--- Problem details ---
Transcribe every line exactly and omit anything that is a picture.

Records that describe figures:

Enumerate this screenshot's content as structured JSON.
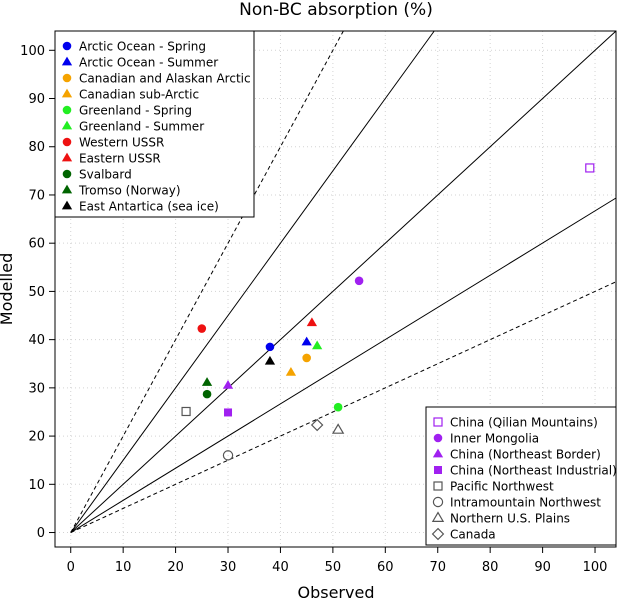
{
  "chart_data": {
    "type": "scatter",
    "title": "Non-BC absorption (%)",
    "xlabel": "Observed",
    "ylabel": "Modelled",
    "xlim": [
      -3,
      104
    ],
    "ylim": [
      -3,
      104
    ],
    "xticks": [
      0,
      10,
      20,
      30,
      40,
      50,
      60,
      70,
      80,
      90,
      100
    ],
    "yticks": [
      0,
      10,
      20,
      30,
      40,
      50,
      60,
      70,
      80,
      90,
      100
    ],
    "grid": "dotted",
    "reference_lines": [
      {
        "slope": 2.0,
        "style": "dashed"
      },
      {
        "slope": 1.5,
        "style": "solid"
      },
      {
        "slope": 1.0,
        "style": "solid"
      },
      {
        "slope": 0.667,
        "style": "solid"
      },
      {
        "slope": 0.5,
        "style": "dashed"
      }
    ],
    "legend_top_left": {
      "placement": "top-left",
      "entries": [
        {
          "label": "Arctic Ocean - Spring",
          "marker": "circle",
          "color": "#0000ee"
        },
        {
          "label": "Arctic Ocean - Summer",
          "marker": "triangle",
          "color": "#0000ee"
        },
        {
          "label": "Canadian and Alaskan Arctic",
          "marker": "circle",
          "color": "#f5a300"
        },
        {
          "label": "Canadian sub-Arctic",
          "marker": "triangle",
          "color": "#f5a300"
        },
        {
          "label": "Greenland - Spring",
          "marker": "circle",
          "color": "#22ee22"
        },
        {
          "label": "Greenland - Summer",
          "marker": "triangle",
          "color": "#22ee22"
        },
        {
          "label": "Western USSR",
          "marker": "circle",
          "color": "#ee1111"
        },
        {
          "label": "Eastern USSR",
          "marker": "triangle",
          "color": "#ee1111"
        },
        {
          "label": "Svalbard",
          "marker": "circle",
          "color": "#006400"
        },
        {
          "label": "Tromso (Norway)",
          "marker": "triangle",
          "color": "#006400"
        },
        {
          "label": "East Antartica (sea ice)",
          "marker": "triangle",
          "color": "#000000"
        }
      ]
    },
    "legend_bottom_right": {
      "placement": "bottom-right",
      "entries": [
        {
          "label": "China (Qilian Mountains)",
          "marker": "square-open",
          "color": "#a020f0"
        },
        {
          "label": "Inner Mongolia",
          "marker": "circle",
          "color": "#a020f0"
        },
        {
          "label": "China (Northeast Border)",
          "marker": "triangle",
          "color": "#a020f0"
        },
        {
          "label": "China (Northeast Industrial)",
          "marker": "square",
          "color": "#a020f0"
        },
        {
          "label": "Pacific Northwest",
          "marker": "square-open",
          "color": "#555555"
        },
        {
          "label": "Intramountain Northwest",
          "marker": "circle-open",
          "color": "#555555"
        },
        {
          "label": "Northern U.S. Plains",
          "marker": "triangle-open",
          "color": "#555555"
        },
        {
          "label": "Canada",
          "marker": "diamond-open",
          "color": "#555555"
        }
      ]
    },
    "points": [
      {
        "x": 38,
        "y": 38.5,
        "marker": "circle",
        "color": "#0000ee"
      },
      {
        "x": 45,
        "y": 39.5,
        "marker": "triangle",
        "color": "#0000ee"
      },
      {
        "x": 45,
        "y": 36.2,
        "marker": "circle",
        "color": "#f5a300"
      },
      {
        "x": 42,
        "y": 33.2,
        "marker": "triangle",
        "color": "#f5a300"
      },
      {
        "x": 51,
        "y": 26,
        "marker": "circle",
        "color": "#22ee22"
      },
      {
        "x": 47,
        "y": 38.7,
        "marker": "triangle",
        "color": "#22ee22"
      },
      {
        "x": 25,
        "y": 42.3,
        "marker": "circle",
        "color": "#ee1111"
      },
      {
        "x": 46,
        "y": 43.5,
        "marker": "triangle",
        "color": "#ee1111"
      },
      {
        "x": 26,
        "y": 28.7,
        "marker": "circle",
        "color": "#006400"
      },
      {
        "x": 26,
        "y": 31.1,
        "marker": "triangle",
        "color": "#006400"
      },
      {
        "x": 38,
        "y": 35.5,
        "marker": "triangle",
        "color": "#000000"
      },
      {
        "x": 99,
        "y": 75.6,
        "marker": "square-open",
        "color": "#a020f0"
      },
      {
        "x": 55,
        "y": 52.2,
        "marker": "circle",
        "color": "#a020f0"
      },
      {
        "x": 30,
        "y": 30.5,
        "marker": "triangle",
        "color": "#a020f0"
      },
      {
        "x": 30,
        "y": 24.9,
        "marker": "square",
        "color": "#a020f0"
      },
      {
        "x": 22,
        "y": 25.1,
        "marker": "square-open",
        "color": "#555555"
      },
      {
        "x": 30,
        "y": 16,
        "marker": "circle-open",
        "color": "#555555"
      },
      {
        "x": 51,
        "y": 21.3,
        "marker": "triangle-open",
        "color": "#555555"
      },
      {
        "x": 47,
        "y": 22.3,
        "marker": "diamond-open",
        "color": "#555555"
      }
    ]
  }
}
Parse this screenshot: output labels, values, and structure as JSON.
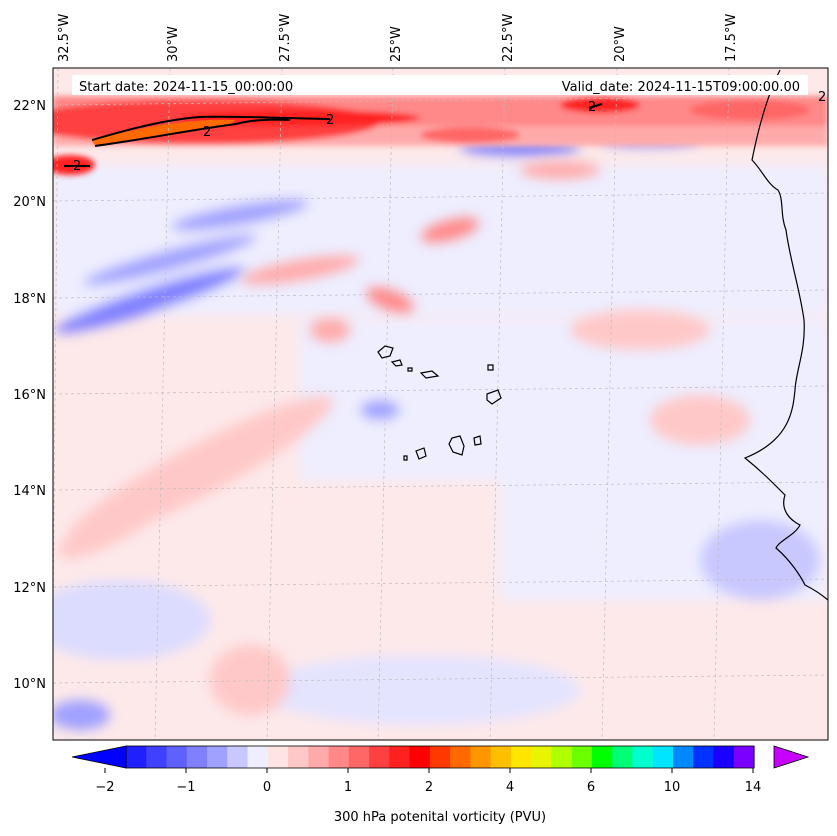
{
  "header": {
    "start_date": "Start date: 2024-11-15_00:00:00",
    "valid_date": "Valid_date: 2024-11-15T09:00:00.00"
  },
  "map": {
    "longitude_labels": [
      "32.5°W",
      "30°W",
      "27.5°W",
      "25°W",
      "22.5°W",
      "20°W",
      "17.5°W"
    ],
    "latitude_labels": [
      "22°N",
      "20°N",
      "18°N",
      "16°N",
      "14°N",
      "12°N",
      "10°N"
    ],
    "contour_level_label": "2"
  },
  "colorbar": {
    "label": "300 hPa potenital vorticity (PVU)",
    "tick_labels": [
      "−2",
      "−1",
      "0",
      "1",
      "2",
      "4",
      "6",
      "10",
      "14"
    ],
    "colors": [
      "#0000ff",
      "#2020ff",
      "#4040ff",
      "#6060ff",
      "#8080ff",
      "#a0a0ff",
      "#c8c8ff",
      "#eeeeff",
      "#ffe4e4",
      "#ffc8c8",
      "#ffaaaa",
      "#ff8888",
      "#ff6666",
      "#ff4040",
      "#ff2020",
      "#ff0000",
      "#ff3800",
      "#ff6a00",
      "#ff9500",
      "#ffbf00",
      "#ffe600",
      "#e8f500",
      "#b0ff00",
      "#6cff00",
      "#00ff00",
      "#00ff77",
      "#00ffcc",
      "#00e5ff",
      "#0088ff",
      "#0033ff",
      "#1a00ff",
      "#7a00ff",
      "#c800ff"
    ]
  }
}
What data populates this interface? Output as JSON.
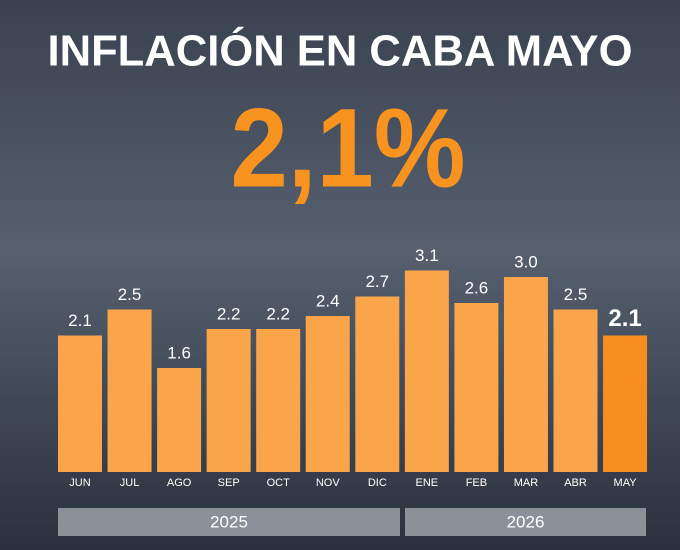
{
  "chart_data": {
    "type": "bar",
    "title": "INFLACIÓN EN CABA MAYO",
    "headline": "2,1%",
    "categories": [
      "JUN",
      "JUL",
      "AGO",
      "SEP",
      "OCT",
      "NOV",
      "DIC",
      "ENE",
      "FEB",
      "MAR",
      "ABR",
      "MAY"
    ],
    "values": [
      2.1,
      2.5,
      1.6,
      2.2,
      2.2,
      2.4,
      2.7,
      3.1,
      2.6,
      3.0,
      2.5,
      2.1
    ],
    "value_labels": [
      "2.1",
      "2.5",
      "1.6",
      "2.2",
      "2.2",
      "2.4",
      "2.7",
      "3.1",
      "2.6",
      "3.0",
      "2.5",
      "2.1"
    ],
    "colors": [
      "#fba54b",
      "#fba54b",
      "#fba54b",
      "#fba54b",
      "#fba54b",
      "#fba54b",
      "#fba54b",
      "#fba54b",
      "#fba54b",
      "#fba54b",
      "#fba54b",
      "#f78f1e"
    ],
    "groups": [
      "2025",
      "2026"
    ]
  }
}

--- Final result ---
Enumerate this screenshot's content as structured JSON.
{
  "chart_data": {
    "type": "scatter",
    "title": "Non-BC absorption (%)",
    "xlabel": "Observed",
    "ylabel": "Modelled",
    "xlim": [
      -3,
      104
    ],
    "ylim": [
      -3,
      104
    ],
    "xticks": [
      0,
      10,
      20,
      30,
      40,
      50,
      60,
      70,
      80,
      90,
      100
    ],
    "yticks": [
      0,
      10,
      20,
      30,
      40,
      50,
      60,
      70,
      80,
      90,
      100
    ],
    "grid": "dotted",
    "reference_lines": [
      {
        "slope": 2.0,
        "style": "dashed"
      },
      {
        "slope": 1.5,
        "style": "solid"
      },
      {
        "slope": 1.0,
        "style": "solid"
      },
      {
        "slope": 0.667,
        "style": "solid"
      },
      {
        "slope": 0.5,
        "style": "dashed"
      }
    ],
    "legend_top_left": {
      "placement": "top-left",
      "entries": [
        {
          "label": "Arctic Ocean - Spring",
          "marker": "circle",
          "color": "#0000ee"
        },
        {
          "label": "Arctic Ocean - Summer",
          "marker": "triangle",
          "color": "#0000ee"
        },
        {
          "label": "Canadian and Alaskan Arctic",
          "marker": "circle",
          "color": "#f5a300"
        },
        {
          "label": "Canadian sub-Arctic",
          "marker": "triangle",
          "color": "#f5a300"
        },
        {
          "label": "Greenland - Spring",
          "marker": "circle",
          "color": "#22ee22"
        },
        {
          "label": "Greenland - Summer",
          "marker": "triangle",
          "color": "#22ee22"
        },
        {
          "label": "Western USSR",
          "marker": "circle",
          "color": "#ee1111"
        },
        {
          "label": "Eastern USSR",
          "marker": "triangle",
          "color": "#ee1111"
        },
        {
          "label": "Svalbard",
          "marker": "circle",
          "color": "#006400"
        },
        {
          "label": "Tromso (Norway)",
          "marker": "triangle",
          "color": "#006400"
        },
        {
          "label": "East Antartica (sea ice)",
          "marker": "triangle",
          "color": "#000000"
        }
      ]
    },
    "legend_bottom_right": {
      "placement": "bottom-right",
      "entries": [
        {
          "label": "China (Qilian Mountains)",
          "marker": "square-open",
          "color": "#a020f0"
        },
        {
          "label": "Inner Mongolia",
          "marker": "circle",
          "color": "#a020f0"
        },
        {
          "label": "China (Northeast Border)",
          "marker": "triangle",
          "color": "#a020f0"
        },
        {
          "label": "China (Northeast Industrial)",
          "marker": "square",
          "color": "#a020f0"
        },
        {
          "label": "Pacific Northwest",
          "marker": "square-open",
          "color": "#555555"
        },
        {
          "label": "Intramountain Northwest",
          "marker": "circle-open",
          "color": "#555555"
        },
        {
          "label": "Northern U.S. Plains",
          "marker": "triangle-open",
          "color": "#555555"
        },
        {
          "label": "Canada",
          "marker": "diamond-open",
          "color": "#555555"
        }
      ]
    },
    "points": [
      {
        "x": 38,
        "y": 38.5,
        "marker": "circle",
        "color": "#0000ee"
      },
      {
        "x": 45,
        "y": 39.5,
        "marker": "triangle",
        "color": "#0000ee"
      },
      {
        "x": 45,
        "y": 36.2,
        "marker": "circle",
        "color": "#f5a300"
      },
      {
        "x": 42,
        "y": 33.2,
        "marker": "triangle",
        "color": "#f5a300"
      },
      {
        "x": 51,
        "y": 26,
        "marker": "circle",
        "color": "#22ee22"
      },
      {
        "x": 47,
        "y": 38.7,
        "marker": "triangle",
        "color": "#22ee22"
      },
      {
        "x": 25,
        "y": 42.3,
        "marker": "circle",
        "color": "#ee1111"
      },
      {
        "x": 46,
        "y": 43.5,
        "marker": "triangle",
        "color": "#ee1111"
      },
      {
        "x": 26,
        "y": 28.7,
        "marker": "circle",
        "color": "#006400"
      },
      {
        "x": 26,
        "y": 31.1,
        "marker": "triangle",
        "color": "#006400"
      },
      {
        "x": 38,
        "y": 35.5,
        "marker": "triangle",
        "color": "#000000"
      },
      {
        "x": 99,
        "y": 75.6,
        "marker": "square-open",
        "color": "#a020f0"
      },
      {
        "x": 55,
        "y": 52.2,
        "marker": "circle",
        "color": "#a020f0"
      },
      {
        "x": 30,
        "y": 30.5,
        "marker": "triangle",
        "color": "#a020f0"
      },
      {
        "x": 30,
        "y": 24.9,
        "marker": "square",
        "color": "#a020f0"
      },
      {
        "x": 22,
        "y": 25.1,
        "marker": "square-open",
        "color": "#555555"
      },
      {
        "x": 30,
        "y": 16,
        "marker": "circle-open",
        "color": "#555555"
      },
      {
        "x": 51,
        "y": 21.3,
        "marker": "triangle-open",
        "color": "#555555"
      },
      {
        "x": 47,
        "y": 22.3,
        "marker": "diamond-open",
        "color": "#555555"
      }
    ]
  }
}
Parse this screenshot: output labels, values, and structure as JSON.
{
  "header": {
    "start_date": "Start date: 2024-11-15_00:00:00",
    "valid_date": "Valid_date: 2024-11-15T09:00:00.00"
  },
  "map": {
    "longitude_labels": [
      "32.5°W",
      "30°W",
      "27.5°W",
      "25°W",
      "22.5°W",
      "20°W",
      "17.5°W"
    ],
    "latitude_labels": [
      "22°N",
      "20°N",
      "18°N",
      "16°N",
      "14°N",
      "12°N",
      "10°N"
    ],
    "contour_level_label": "2"
  },
  "colorbar": {
    "label": "300 hPa potenital vorticity (PVU)",
    "tick_labels": [
      "−2",
      "−1",
      "0",
      "1",
      "2",
      "4",
      "6",
      "10",
      "14"
    ],
    "colors": [
      "#0000ff",
      "#2020ff",
      "#4040ff",
      "#6060ff",
      "#8080ff",
      "#a0a0ff",
      "#c8c8ff",
      "#eeeeff",
      "#ffe4e4",
      "#ffc8c8",
      "#ffaaaa",
      "#ff8888",
      "#ff6666",
      "#ff4040",
      "#ff2020",
      "#ff0000",
      "#ff3800",
      "#ff6a00",
      "#ff9500",
      "#ffbf00",
      "#ffe600",
      "#e8f500",
      "#b0ff00",
      "#6cff00",
      "#00ff00",
      "#00ff77",
      "#00ffcc",
      "#00e5ff",
      "#0088ff",
      "#0033ff",
      "#1a00ff",
      "#7a00ff",
      "#c800ff"
    ]
  }
}
What data populates this interface? Output as JSON.
{
  "chart_data": {
    "type": "bar",
    "title": "INFLACIÓN EN CABA MAYO",
    "headline": "2,1%",
    "categories": [
      "JUN",
      "JUL",
      "AGO",
      "SEP",
      "OCT",
      "NOV",
      "DIC",
      "ENE",
      "FEB",
      "MAR",
      "ABR",
      "MAY"
    ],
    "values": [
      2.1,
      2.5,
      1.6,
      2.2,
      2.2,
      2.4,
      2.7,
      3.1,
      2.6,
      3.0,
      2.5,
      2.1
    ],
    "value_labels": [
      "2.1",
      "2.5",
      "1.6",
      "2.2",
      "2.2",
      "2.4",
      "2.7",
      "3.1",
      "2.6",
      "3.0",
      "2.5",
      "2.1"
    ],
    "colors": [
      "#fba54b",
      "#fba54b",
      "#fba54b",
      "#fba54b",
      "#fba54b",
      "#fba54b",
      "#fba54b",
      "#fba54b",
      "#fba54b",
      "#fba54b",
      "#fba54b",
      "#f78f1e"
    ],
    "groups": [
      "2025",
      "2026"
    ]
  }
}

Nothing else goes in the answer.